* **OBJECTIVE**:
Locate each line below that includes "Lies" and reproduce it.

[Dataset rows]
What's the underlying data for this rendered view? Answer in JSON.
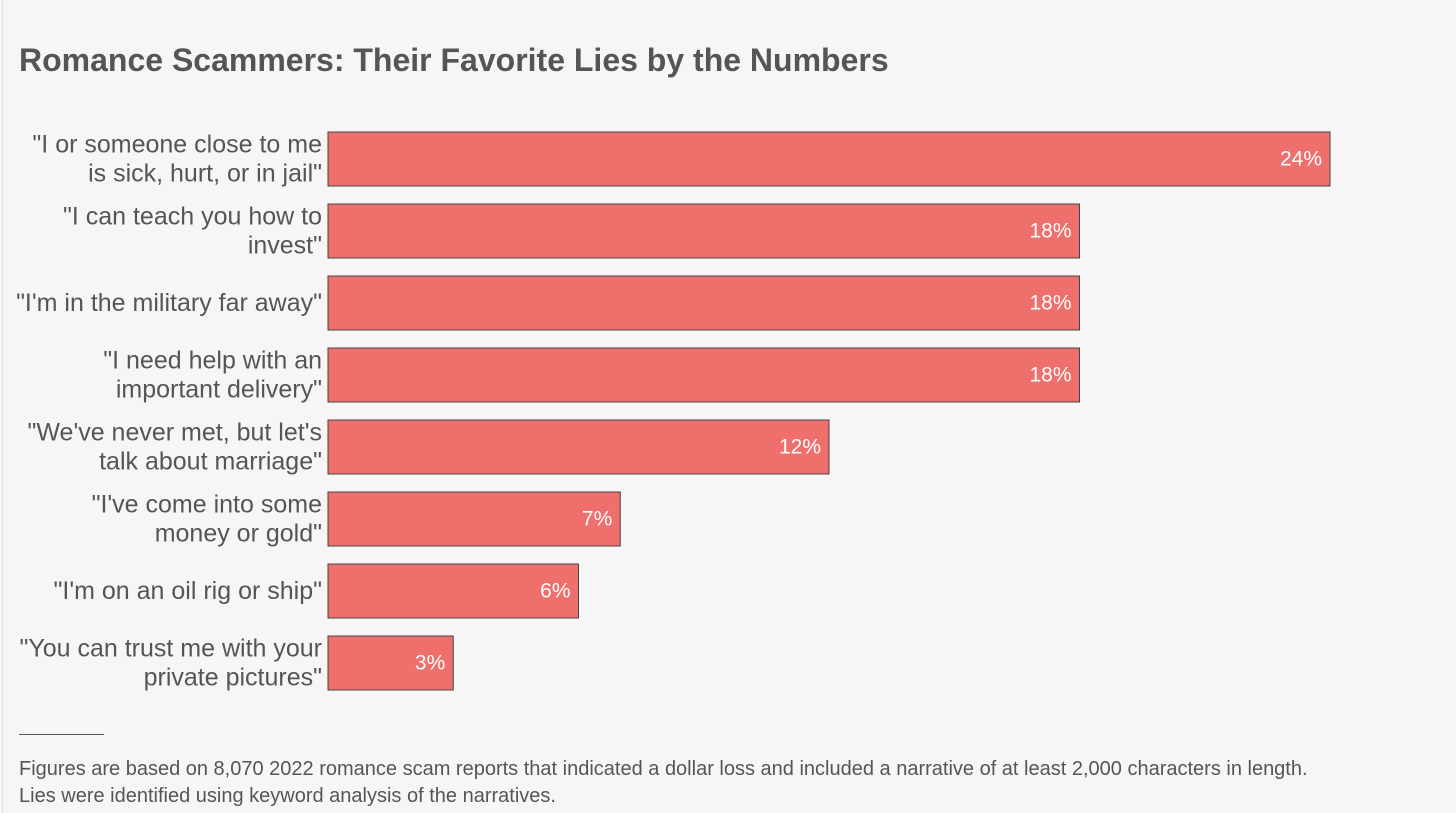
{
  "colors": {
    "background": "#f6f6f6",
    "bar_fill": "#ef6f6c",
    "bar_stroke": "#444444",
    "text": "#555555",
    "value_text": "#ffffff"
  },
  "footnote": {
    "line1": "Figures are based on 8,070 2022 romance scam reports that indicated a dollar loss and included a narrative of at least 2,000 characters in length.",
    "line2": "Lies were identified using keyword analysis of the narratives."
  },
  "chart_data": {
    "type": "bar",
    "orientation": "horizontal",
    "title": "Romance Scammers: Their Favorite Lies by the Numbers",
    "categories": [
      [
        "\"I or someone close to me",
        "is sick, hurt, or in jail\""
      ],
      [
        "\"I can teach you how to",
        "invest\""
      ],
      [
        "\"I'm in the military far away\""
      ],
      [
        "\"I need help with an",
        "important delivery\""
      ],
      [
        "\"We've never met, but let's",
        "talk about marriage\""
      ],
      [
        "\"I've come into some",
        "money or gold\""
      ],
      [
        "\"I'm on an oil rig or ship\""
      ],
      [
        "\"You can trust me with your",
        "private pictures\""
      ]
    ],
    "values": [
      24,
      18,
      18,
      18,
      12,
      7,
      6,
      3
    ],
    "value_labels": [
      "24%",
      "18%",
      "18%",
      "18%",
      "12%",
      "7%",
      "6%",
      "3%"
    ],
    "unit": "%",
    "xlim": [
      0,
      24
    ],
    "grid": false,
    "legend": "none"
  }
}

* **EXPECTED ANSWER**:
    "line2": "Lies were identified using keyword analysis of the narratives."
    "title": "Romance Scammers: Their Favorite Lies by the Numbers",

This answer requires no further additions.